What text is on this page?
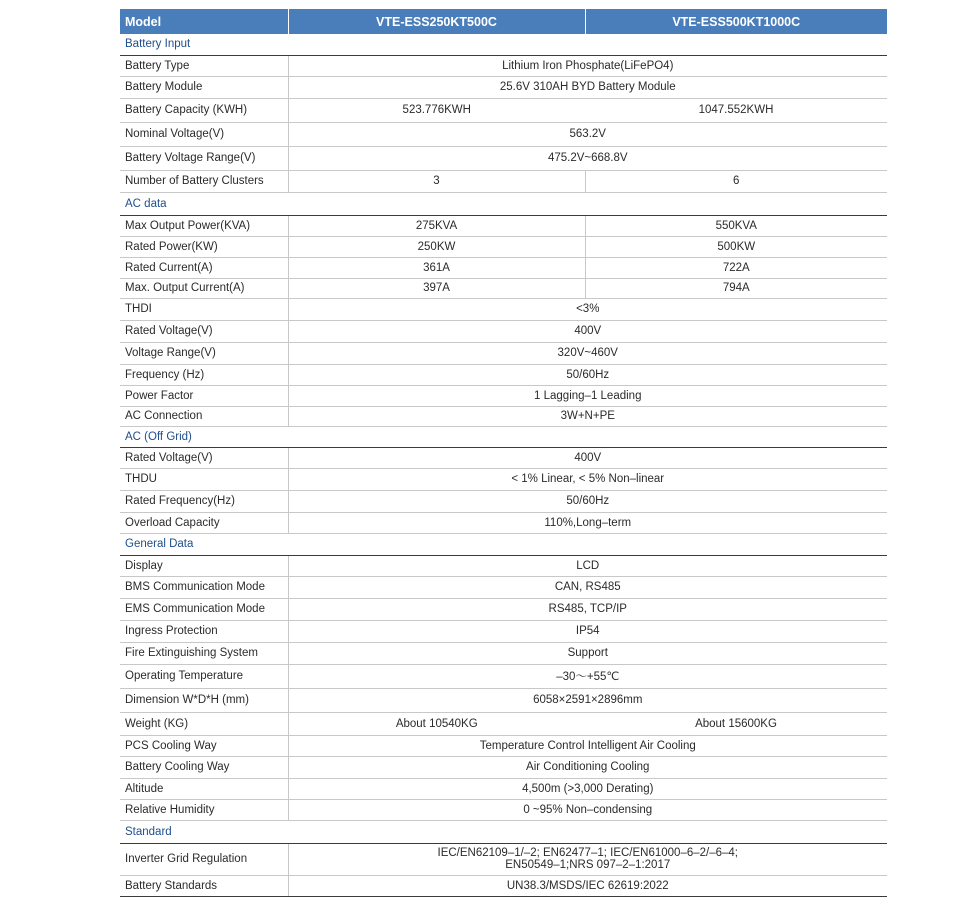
Model	VTE-ESS250KT500C	VTE-ESS500KT1000C
Battery Input		
Battery Type	Lithium Iron Phosphate(LiFePO4)	
Battery Module	25.6V 310AH BYD Battery Module	
Battery Capacity (KWH)	523.776KWH	1047.552KWH
Nominal Voltage(V)	563.2V	
Battery Voltage Range(V)	475.2V~668.8V	
Number of Battery Clusters	3	6
AC data		
Max Output Power(KVA)	275KVA	550KVA
Rated Power(KW)	250KW	500KW
Rated Current(A)	361A	722A
Max. Output Current(A)	397A	794A
THDI	<3%	
Rated Voltage(V)	400V	
Voltage Range(V)	320V~460V	
Frequency (Hz)	50/60Hz	
Power Factor	1 Lagging–1 Leading	
AC Connection	3W+N+PE	
AC (Off Grid)		
Rated Voltage(V)	400V	
THDU	< 1% Linear, < 5% Non–linear	
Rated Frequency(Hz)	50/60Hz	
Overload Capacity	110%,Long–term	
General Data		
Display	LCD	
BMS Communication Mode	CAN, RS485	
EMS Communication Mode	RS485, TCP/IP	
Ingress Protection	IP54	
Fire Extinguishing System	Support	
Operating Temperature	–30～+55℃	
Dimension W*D*H (mm)	6058×2591×2896mm	
Weight (KG)	About 10540KG	About 15600KG
PCS Cooling Way	Temperature Control Intelligent Air Cooling	
Battery Cooling Way	Air Conditioning Cooling	
Altitude	4,500m (>3,000 Derating)	
Relative Humidity	0 ~95% Non–condensing	
Standard		
Inverter Grid Regulation	IEC/EN62109–1/–2; EN62477–1; IEC/EN61000–6–2/–6–4;
EN50549–1;NRS 097–2–1:2017	

Battery Standards	UN38.3/MSDS/IEC 62619:2022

━━━━━━━━━━━━━━━━

= WORK TO BE COMPLETED =
Excluding the pictures, reproduce every entry exactly as given.

= ANSWER FOR THE TASK =
What text is on this page?
Model	VTE-ESS250KT500C	VTE-ESS500KT1000C
Battery Input		
Battery Type	Lithium Iron Phosphate(LiFePO4)	
Battery Module	25.6V 310AH BYD Battery Module	
Battery Capacity (KWH)	523.776KWH	1047.552KWH
Nominal Voltage(V)	563.2V	
Battery Voltage Range(V)	475.2V~668.8V	
Number of Battery Clusters	3	6
AC data		
Max Output Power(KVA)	275KVA	550KVA
Rated Power(KW)	250KW	500KW
Rated Current(A)	361A	722A
Max. Output Current(A)	397A	794A
THDI	<3%	
Rated Voltage(V)	400V	
Voltage Range(V)	320V~460V	
Frequency (Hz)	50/60Hz	
Power Factor	1 Lagging–1 Leading	
AC Connection	3W+N+PE	
AC (Off Grid)		
Rated Voltage(V)	400V	
THDU	< 1% Linear, < 5% Non–linear	
Rated Frequency(Hz)	50/60Hz	
Overload Capacity	110%,Long–term	
General Data		
Display	LCD	
BMS Communication Mode	CAN, RS485	
EMS Communication Mode	RS485, TCP/IP	
Ingress Protection	IP54	
Fire Extinguishing System	Support	
Operating Temperature	–30～+55℃	
Dimension W*D*H (mm)	6058×2591×2896mm	
Weight (KG)	About 10540KG	About 15600KG
PCS Cooling Way	Temperature Control Intelligent Air Cooling	
Battery Cooling Way	Air Conditioning Cooling	
Altitude	4,500m (>3,000 Derating)	
Relative Humidity	0 ~95% Non–condensing	
Standard		
Inverter Grid Regulation	IEC/EN62109–1/–2; EN62477–1; IEC/EN61000–6–2/–6–4;
EN50549–1;NRS 097–2–1:2017	

Battery Standards	UN38.3/MSDS/IEC 62619:2022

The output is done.